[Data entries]

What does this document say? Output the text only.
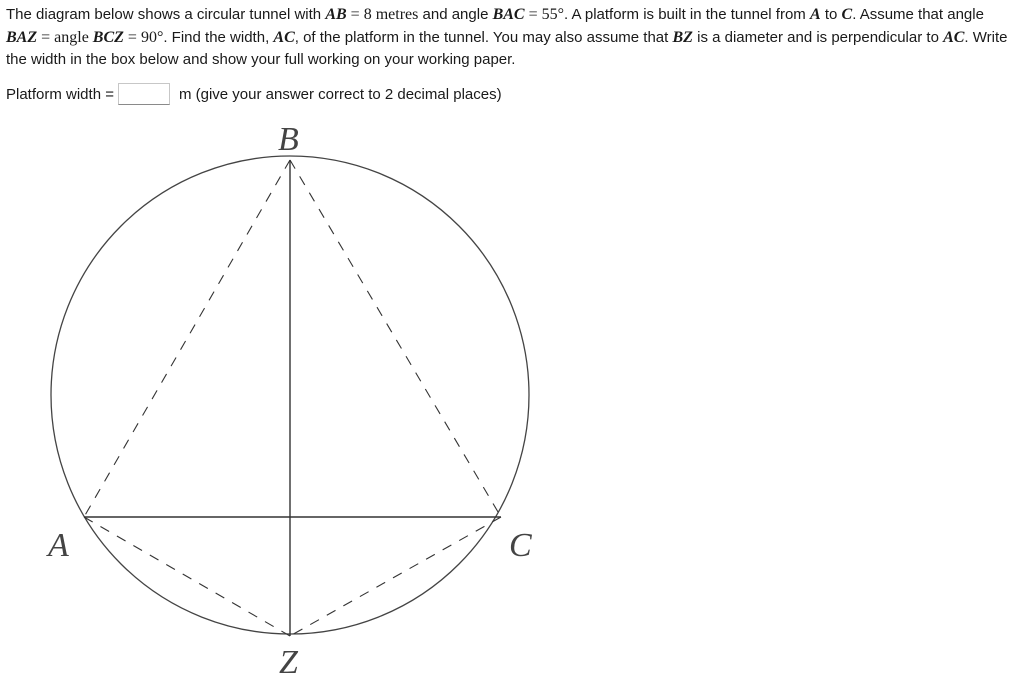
The diagram below shows a circular tunnel with AB = 8 metres and angle BAC = 55°. A platform is built in the tunnel from A to C. Assume that angle BAZ = angle BCZ = 90°. Find the width, AC, of the platform in the tunnel. You may also assume that BZ is a diameter and is perpendicular to AC. Write the width in the box below and show your full working on your working paper.
Platform width =	m (give your answer correct to 2 decimal places)
B
A	C
Z
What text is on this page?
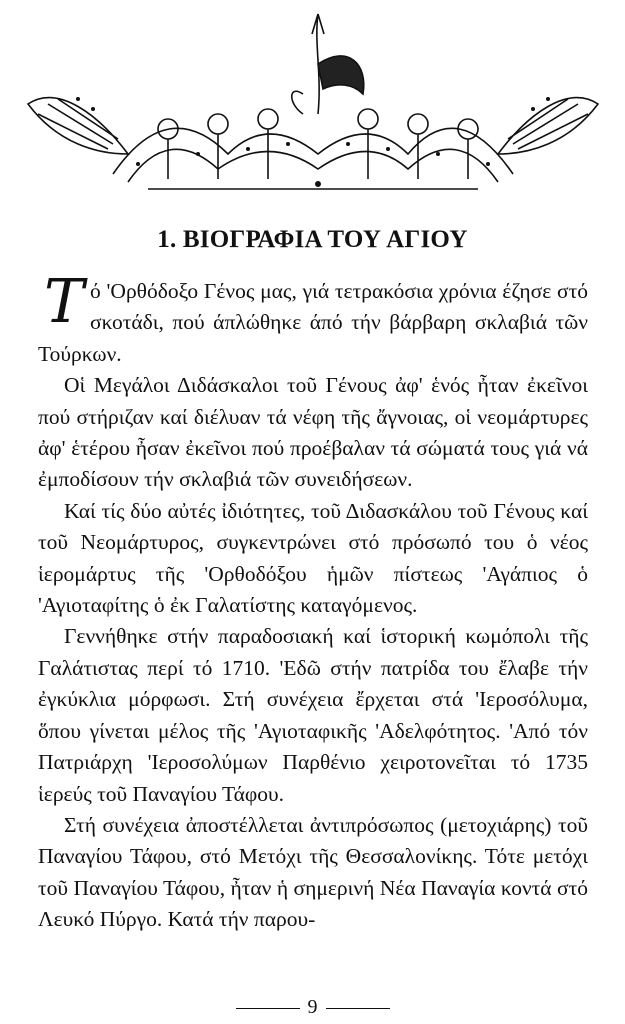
1. ΒΙΟΓΡΑΦΙΑ ΤΟΥ ΑΓΙΟΥ

Τό 'Ορθόδοξο Γένος μας, γιά τετρακόσια χρόνια έζησε στό σκοτάδι, πού άπλώθηκε άπό τήν βάρβαρη σκλαβιά τῶν Τούρκων.

Οἱ Μεγάλοι Διδάσκαλοι τοῦ Γένους ἀφ' ἑνός ἦταν ἐκεῖνοι πού στήριζαν καί διέλυαν τά νέφη τῆς ἄγνοιας, οἱ νεομάρτυρες ἀφ' ἑτέρου ἦσαν ἐκεῖνοι πού προέβαλαν τά σώματά τους γιά νά ἐμποδίσουν τήν σκλαβιά τῶν συνειδήσεων.

Καί τίς δύο αὐτές ἰδιότητες, τοῦ Διδασκάλου τοῦ Γένους καί τοῦ Νεομάρτυρος, συγκεντρώνει στό πρόσωπό του ὁ νέος ἱερομάρτυς τῆς 'Ορθοδόξου ἡμῶν πίστεως 'Αγάπιος ὁ 'Αγιοταφίτης ὁ ἐκ Γαλατίστης καταγόμενος.

Γεννήθηκε στήν παραδοσιακή καί ἱστορική κωμόπολι τῆς Γαλάτιστας περί τό 1710. 'Εδῶ στήν πατρίδα του ἔλαβε τήν ἐγκύκλια μόρφωσι. Στή συνέχεια ἔρχεται στά 'Ιεροσόλυμα, ὅπου γίνεται μέλος τῆς 'Αγιοταφικῆς 'Αδελφότητος. 'Από τόν Πατριάρχη 'Ιεροσολύμων Παρθένιο χειροτονεῖται τό 1735 ἱερεύς τοῦ Παναγίου Τάφου.

Στή συνέχεια ἀποστέλλεται ἀντιπρόσωπος (μετοχιάρης) τοῦ Παναγίου Τάφου, στό Μετόχι τῆς Θεσσαλονίκης. Τότε μετόχι τοῦ Παναγίου Τάφου, ἦταν ἡ σημερινή Νέα Παναγία κοντά στό Λευκό Πύργο. Κατά τήν παρου-

9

● Stated exercise
From the listing, copy every line where the string "What" appears.

● Solution below
What does this document say? Output the text only.
What text is on this page?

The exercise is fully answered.